Task to carry out: Extract all lines that hold the string "screenshot".

** START OF Task inputs **

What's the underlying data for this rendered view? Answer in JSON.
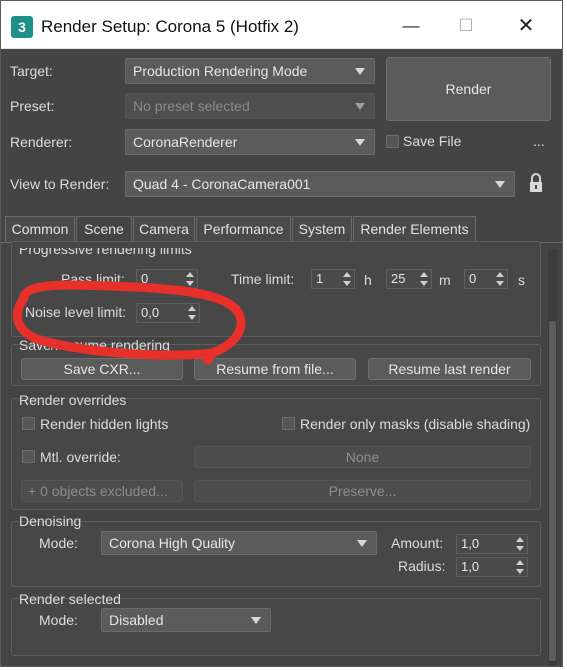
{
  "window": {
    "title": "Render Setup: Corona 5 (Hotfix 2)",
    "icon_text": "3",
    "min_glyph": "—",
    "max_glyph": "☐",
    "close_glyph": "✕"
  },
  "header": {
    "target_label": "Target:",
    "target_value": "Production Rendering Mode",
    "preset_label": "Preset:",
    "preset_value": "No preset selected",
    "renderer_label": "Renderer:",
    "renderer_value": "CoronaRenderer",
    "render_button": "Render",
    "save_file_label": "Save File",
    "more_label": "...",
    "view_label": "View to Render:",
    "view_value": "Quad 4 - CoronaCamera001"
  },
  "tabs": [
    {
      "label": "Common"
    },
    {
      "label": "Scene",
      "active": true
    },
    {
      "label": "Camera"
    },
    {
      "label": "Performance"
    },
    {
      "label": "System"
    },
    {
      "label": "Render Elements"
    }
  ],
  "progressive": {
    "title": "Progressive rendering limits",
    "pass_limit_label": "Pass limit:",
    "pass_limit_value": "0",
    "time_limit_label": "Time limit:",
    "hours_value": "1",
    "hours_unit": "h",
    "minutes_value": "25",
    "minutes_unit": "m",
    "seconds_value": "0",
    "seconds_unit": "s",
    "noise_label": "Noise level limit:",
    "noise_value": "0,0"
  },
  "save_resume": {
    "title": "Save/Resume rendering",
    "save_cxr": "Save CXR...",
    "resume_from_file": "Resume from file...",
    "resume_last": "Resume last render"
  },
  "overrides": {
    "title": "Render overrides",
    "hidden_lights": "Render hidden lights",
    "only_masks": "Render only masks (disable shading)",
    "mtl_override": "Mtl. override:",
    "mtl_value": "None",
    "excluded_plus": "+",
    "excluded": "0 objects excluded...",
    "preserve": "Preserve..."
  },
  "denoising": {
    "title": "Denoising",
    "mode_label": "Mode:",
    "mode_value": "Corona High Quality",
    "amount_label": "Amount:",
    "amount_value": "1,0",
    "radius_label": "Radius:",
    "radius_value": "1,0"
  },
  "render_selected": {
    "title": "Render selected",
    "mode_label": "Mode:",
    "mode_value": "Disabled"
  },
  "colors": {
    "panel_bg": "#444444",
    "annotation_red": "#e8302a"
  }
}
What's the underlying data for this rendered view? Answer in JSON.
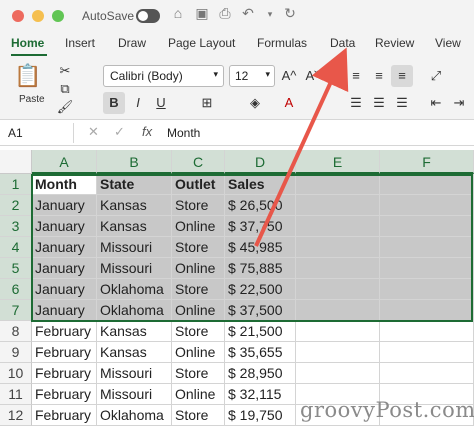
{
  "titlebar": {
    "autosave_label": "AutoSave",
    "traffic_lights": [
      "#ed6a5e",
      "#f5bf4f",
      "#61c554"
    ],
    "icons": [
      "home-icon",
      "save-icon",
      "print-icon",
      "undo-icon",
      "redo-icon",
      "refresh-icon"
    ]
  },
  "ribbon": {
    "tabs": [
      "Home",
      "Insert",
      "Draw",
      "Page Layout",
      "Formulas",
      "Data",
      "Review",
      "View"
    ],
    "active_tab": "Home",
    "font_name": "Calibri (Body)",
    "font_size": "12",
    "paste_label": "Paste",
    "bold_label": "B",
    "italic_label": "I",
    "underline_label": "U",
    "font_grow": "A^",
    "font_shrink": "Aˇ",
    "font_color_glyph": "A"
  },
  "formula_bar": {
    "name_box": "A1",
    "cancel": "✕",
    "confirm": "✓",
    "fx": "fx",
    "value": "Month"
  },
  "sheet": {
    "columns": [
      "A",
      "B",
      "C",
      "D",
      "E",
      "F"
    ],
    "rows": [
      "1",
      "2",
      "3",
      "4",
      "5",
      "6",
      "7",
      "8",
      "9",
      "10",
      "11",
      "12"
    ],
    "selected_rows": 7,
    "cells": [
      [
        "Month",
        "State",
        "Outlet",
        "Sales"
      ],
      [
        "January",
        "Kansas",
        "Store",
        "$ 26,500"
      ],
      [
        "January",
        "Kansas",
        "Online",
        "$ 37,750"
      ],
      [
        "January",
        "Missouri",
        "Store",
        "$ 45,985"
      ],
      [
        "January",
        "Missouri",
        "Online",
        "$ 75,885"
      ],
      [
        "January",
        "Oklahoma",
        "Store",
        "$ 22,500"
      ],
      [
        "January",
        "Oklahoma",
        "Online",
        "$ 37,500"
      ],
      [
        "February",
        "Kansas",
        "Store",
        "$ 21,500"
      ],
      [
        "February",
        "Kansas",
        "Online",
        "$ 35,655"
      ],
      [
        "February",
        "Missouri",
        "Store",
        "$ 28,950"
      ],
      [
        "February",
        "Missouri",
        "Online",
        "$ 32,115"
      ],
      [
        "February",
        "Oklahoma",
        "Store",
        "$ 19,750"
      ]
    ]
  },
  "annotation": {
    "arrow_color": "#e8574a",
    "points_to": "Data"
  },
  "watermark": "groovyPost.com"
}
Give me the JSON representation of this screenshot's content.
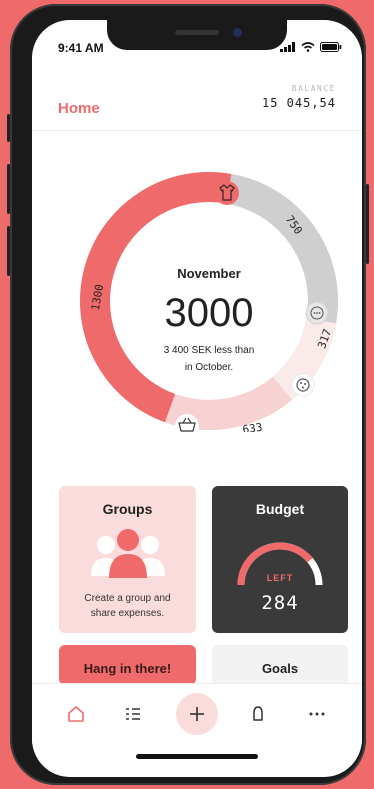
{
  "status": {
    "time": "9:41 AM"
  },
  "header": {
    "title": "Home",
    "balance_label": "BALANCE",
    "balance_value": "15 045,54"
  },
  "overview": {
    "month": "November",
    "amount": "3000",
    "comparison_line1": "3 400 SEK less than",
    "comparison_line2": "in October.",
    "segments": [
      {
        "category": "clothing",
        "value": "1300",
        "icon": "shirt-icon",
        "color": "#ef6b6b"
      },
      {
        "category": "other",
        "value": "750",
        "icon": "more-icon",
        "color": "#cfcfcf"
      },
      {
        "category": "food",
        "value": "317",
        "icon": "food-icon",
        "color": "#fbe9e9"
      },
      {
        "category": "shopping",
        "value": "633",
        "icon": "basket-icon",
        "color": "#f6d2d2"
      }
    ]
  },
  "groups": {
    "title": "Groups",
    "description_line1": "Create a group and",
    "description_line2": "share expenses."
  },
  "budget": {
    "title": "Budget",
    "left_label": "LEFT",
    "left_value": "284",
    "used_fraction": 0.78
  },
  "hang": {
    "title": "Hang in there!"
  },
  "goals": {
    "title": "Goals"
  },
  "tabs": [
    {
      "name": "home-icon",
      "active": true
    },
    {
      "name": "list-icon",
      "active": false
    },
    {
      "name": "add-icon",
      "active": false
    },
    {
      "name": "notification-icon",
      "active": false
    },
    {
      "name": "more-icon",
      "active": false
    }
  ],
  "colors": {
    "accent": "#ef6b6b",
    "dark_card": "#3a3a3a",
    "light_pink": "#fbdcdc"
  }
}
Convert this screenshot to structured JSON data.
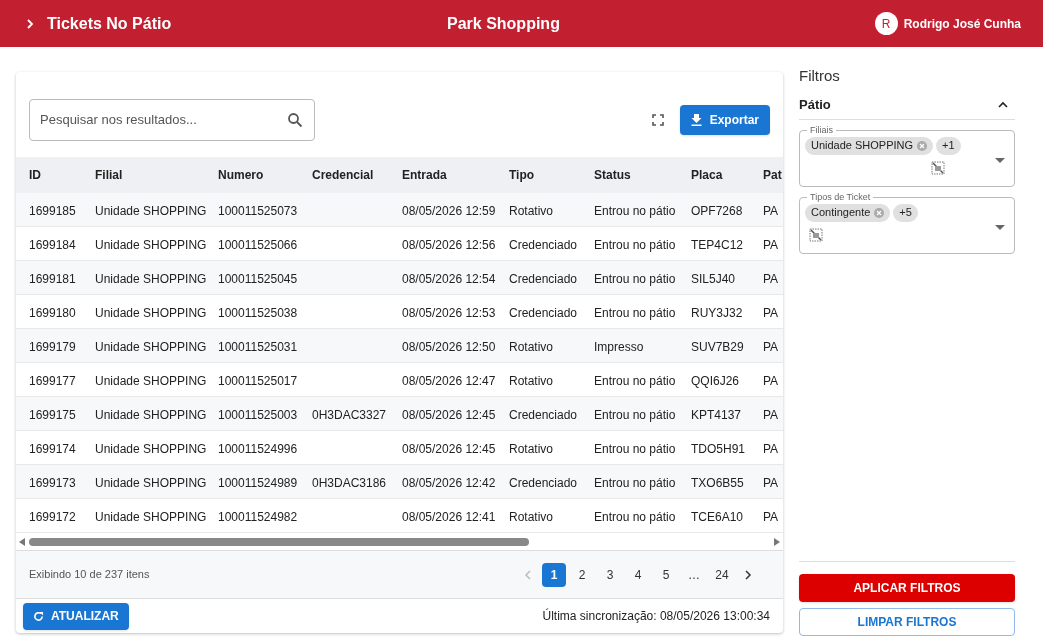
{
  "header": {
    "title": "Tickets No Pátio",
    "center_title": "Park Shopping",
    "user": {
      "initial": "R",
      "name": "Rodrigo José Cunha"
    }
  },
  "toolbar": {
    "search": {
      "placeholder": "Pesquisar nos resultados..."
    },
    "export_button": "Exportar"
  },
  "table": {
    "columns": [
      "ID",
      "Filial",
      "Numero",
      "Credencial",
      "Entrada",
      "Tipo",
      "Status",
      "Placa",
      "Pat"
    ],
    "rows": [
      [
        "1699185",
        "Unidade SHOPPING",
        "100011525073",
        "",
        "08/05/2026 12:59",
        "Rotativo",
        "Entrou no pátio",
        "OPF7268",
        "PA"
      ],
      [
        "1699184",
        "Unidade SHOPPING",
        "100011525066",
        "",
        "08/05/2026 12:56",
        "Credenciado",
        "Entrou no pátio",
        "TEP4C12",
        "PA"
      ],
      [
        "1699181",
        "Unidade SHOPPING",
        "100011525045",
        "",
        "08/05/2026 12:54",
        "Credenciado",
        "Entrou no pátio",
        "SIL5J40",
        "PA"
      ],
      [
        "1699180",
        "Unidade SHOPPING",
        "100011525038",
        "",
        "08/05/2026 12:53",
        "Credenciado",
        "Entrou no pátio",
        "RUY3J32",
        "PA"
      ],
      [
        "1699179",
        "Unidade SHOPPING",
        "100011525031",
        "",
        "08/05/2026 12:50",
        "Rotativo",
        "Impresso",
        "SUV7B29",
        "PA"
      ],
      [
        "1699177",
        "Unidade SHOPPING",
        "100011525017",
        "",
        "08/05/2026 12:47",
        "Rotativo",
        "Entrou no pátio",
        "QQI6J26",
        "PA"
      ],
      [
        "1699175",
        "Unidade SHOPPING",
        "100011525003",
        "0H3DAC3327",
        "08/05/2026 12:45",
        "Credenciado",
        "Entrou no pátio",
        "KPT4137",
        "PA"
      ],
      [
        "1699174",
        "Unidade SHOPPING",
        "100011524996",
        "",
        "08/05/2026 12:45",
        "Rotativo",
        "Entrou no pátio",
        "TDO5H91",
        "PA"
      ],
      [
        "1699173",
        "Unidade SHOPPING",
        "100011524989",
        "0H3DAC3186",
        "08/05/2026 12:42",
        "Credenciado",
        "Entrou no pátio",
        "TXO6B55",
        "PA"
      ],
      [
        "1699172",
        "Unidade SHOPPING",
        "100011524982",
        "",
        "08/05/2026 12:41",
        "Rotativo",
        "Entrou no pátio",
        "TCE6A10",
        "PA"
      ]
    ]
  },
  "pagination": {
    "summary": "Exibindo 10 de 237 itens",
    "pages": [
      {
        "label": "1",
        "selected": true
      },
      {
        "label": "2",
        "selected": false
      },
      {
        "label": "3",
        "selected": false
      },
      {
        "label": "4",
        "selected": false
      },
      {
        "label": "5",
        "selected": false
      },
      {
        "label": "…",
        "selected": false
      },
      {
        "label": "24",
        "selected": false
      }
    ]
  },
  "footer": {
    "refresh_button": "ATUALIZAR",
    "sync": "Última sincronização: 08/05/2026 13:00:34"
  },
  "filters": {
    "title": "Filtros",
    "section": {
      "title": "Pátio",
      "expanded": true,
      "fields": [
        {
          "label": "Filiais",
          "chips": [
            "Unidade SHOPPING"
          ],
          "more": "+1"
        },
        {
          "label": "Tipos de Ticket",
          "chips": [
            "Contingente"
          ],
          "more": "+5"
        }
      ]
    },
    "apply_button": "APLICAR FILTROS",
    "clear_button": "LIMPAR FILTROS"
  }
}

** END OF Task inputs **

Written answer:
Give me the JSON representation of this screenshot's content.
Convert this screenshot to structured JSON data.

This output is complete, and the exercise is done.